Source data
····················

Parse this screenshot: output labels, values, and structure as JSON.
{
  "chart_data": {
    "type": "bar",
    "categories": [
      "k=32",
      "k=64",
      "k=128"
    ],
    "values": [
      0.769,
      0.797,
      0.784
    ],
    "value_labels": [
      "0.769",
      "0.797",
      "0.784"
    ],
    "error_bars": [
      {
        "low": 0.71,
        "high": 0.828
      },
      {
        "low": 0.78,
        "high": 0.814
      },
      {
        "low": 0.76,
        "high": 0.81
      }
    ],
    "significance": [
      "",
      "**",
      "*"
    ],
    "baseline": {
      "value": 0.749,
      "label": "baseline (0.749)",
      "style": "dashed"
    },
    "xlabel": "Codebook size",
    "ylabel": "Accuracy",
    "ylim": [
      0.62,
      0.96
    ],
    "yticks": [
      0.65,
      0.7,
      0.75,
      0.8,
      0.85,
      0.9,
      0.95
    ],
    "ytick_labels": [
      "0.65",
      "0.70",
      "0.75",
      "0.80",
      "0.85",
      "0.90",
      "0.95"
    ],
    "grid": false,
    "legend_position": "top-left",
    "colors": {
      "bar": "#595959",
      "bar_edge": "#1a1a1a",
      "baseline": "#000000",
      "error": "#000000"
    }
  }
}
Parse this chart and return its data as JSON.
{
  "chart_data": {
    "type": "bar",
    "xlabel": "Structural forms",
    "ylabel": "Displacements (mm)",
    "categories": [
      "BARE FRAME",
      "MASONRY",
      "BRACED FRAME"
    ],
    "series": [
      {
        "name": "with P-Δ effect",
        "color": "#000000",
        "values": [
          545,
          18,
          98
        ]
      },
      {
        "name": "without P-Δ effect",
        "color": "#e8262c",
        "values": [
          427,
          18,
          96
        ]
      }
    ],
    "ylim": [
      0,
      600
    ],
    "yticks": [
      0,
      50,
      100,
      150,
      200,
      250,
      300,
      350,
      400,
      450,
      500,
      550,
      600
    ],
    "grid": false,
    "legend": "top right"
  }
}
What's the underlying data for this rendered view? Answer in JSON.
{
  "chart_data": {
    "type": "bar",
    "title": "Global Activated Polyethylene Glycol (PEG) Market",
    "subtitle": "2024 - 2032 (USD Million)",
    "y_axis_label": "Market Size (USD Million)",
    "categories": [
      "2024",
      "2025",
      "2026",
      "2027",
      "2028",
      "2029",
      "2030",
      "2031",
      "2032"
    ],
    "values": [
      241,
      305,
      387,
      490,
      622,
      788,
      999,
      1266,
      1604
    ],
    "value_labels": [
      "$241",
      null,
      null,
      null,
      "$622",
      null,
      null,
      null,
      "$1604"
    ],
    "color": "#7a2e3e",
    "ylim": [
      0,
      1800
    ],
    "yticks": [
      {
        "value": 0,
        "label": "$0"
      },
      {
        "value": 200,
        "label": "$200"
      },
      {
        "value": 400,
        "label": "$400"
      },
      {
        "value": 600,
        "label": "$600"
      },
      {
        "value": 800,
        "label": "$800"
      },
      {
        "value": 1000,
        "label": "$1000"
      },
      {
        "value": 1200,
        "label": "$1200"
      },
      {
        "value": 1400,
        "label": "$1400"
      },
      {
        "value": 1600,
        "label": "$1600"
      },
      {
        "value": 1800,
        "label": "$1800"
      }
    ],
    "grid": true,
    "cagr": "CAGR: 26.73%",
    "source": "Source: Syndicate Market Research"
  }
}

····················

▶ **YOUR INSTRUCTIONS**
Write out every line exactly as it stands.

▶ **EXERCISE OUTPUT**
Parse this screenshot: output labels, values, and structure as JSON.
{
  "chart_data": {
    "type": "bar",
    "categories": [
      "k=32",
      "k=64",
      "k=128"
    ],
    "values": [
      0.769,
      0.797,
      0.784
    ],
    "value_labels": [
      "0.769",
      "0.797",
      "0.784"
    ],
    "error_bars": [
      {
        "low": 0.71,
        "high": 0.828
      },
      {
        "low": 0.78,
        "high": 0.814
      },
      {
        "low": 0.76,
        "high": 0.81
      }
    ],
    "significance": [
      "",
      "**",
      "*"
    ],
    "baseline": {
      "value": 0.749,
      "label": "baseline (0.749)",
      "style": "dashed"
    },
    "xlabel": "Codebook size",
    "ylabel": "Accuracy",
    "ylim": [
      0.62,
      0.96
    ],
    "yticks": [
      0.65,
      0.7,
      0.75,
      0.8,
      0.85,
      0.9,
      0.95
    ],
    "ytick_labels": [
      "0.65",
      "0.70",
      "0.75",
      "0.80",
      "0.85",
      "0.90",
      "0.95"
    ],
    "grid": false,
    "legend_position": "top-left",
    "colors": {
      "bar": "#595959",
      "bar_edge": "#1a1a1a",
      "baseline": "#000000",
      "error": "#000000"
    }
  }
}
Parse this chart and return its data as JSON.
{
  "chart_data": {
    "type": "bar",
    "xlabel": "Structural forms",
    "ylabel": "Displacements (mm)",
    "categories": [
      "BARE FRAME",
      "MASONRY",
      "BRACED FRAME"
    ],
    "series": [
      {
        "name": "with P-Δ effect",
        "color": "#000000",
        "values": [
          545,
          18,
          98
        ]
      },
      {
        "name": "without P-Δ effect",
        "color": "#e8262c",
        "values": [
          427,
          18,
          96
        ]
      }
    ],
    "ylim": [
      0,
      600
    ],
    "yticks": [
      0,
      50,
      100,
      150,
      200,
      250,
      300,
      350,
      400,
      450,
      500,
      550,
      600
    ],
    "grid": false,
    "legend": "top right"
  }
}
What's the underlying data for this rendered view? Answer in JSON.
{
  "chart_data": {
    "type": "bar",
    "title": "Global Activated Polyethylene Glycol (PEG) Market",
    "subtitle": "2024 - 2032 (USD Million)",
    "y_axis_label": "Market Size (USD Million)",
    "categories": [
      "2024",
      "2025",
      "2026",
      "2027",
      "2028",
      "2029",
      "2030",
      "2031",
      "2032"
    ],
    "values": [
      241,
      305,
      387,
      490,
      622,
      788,
      999,
      1266,
      1604
    ],
    "value_labels": [
      "$241",
      null,
      null,
      null,
      "$622",
      null,
      null,
      null,
      "$1604"
    ],
    "color": "#7a2e3e",
    "ylim": [
      0,
      1800
    ],
    "yticks": [
      {
        "value": 0,
        "label": "$0"
      },
      {
        "value": 200,
        "label": "$200"
      },
      {
        "value": 400,
        "label": "$400"
      },
      {
        "value": 600,
        "label": "$600"
      },
      {
        "value": 800,
        "label": "$800"
      },
      {
        "value": 1000,
        "label": "$1000"
      },
      {
        "value": 1200,
        "label": "$1200"
      },
      {
        "value": 1400,
        "label": "$1400"
      },
      {
        "value": 1600,
        "label": "$1600"
      },
      {
        "value": 1800,
        "label": "$1800"
      }
    ],
    "grid": true,
    "cagr": "CAGR: 26.73%",
    "source": "Source: Syndicate Market Research"
  }
}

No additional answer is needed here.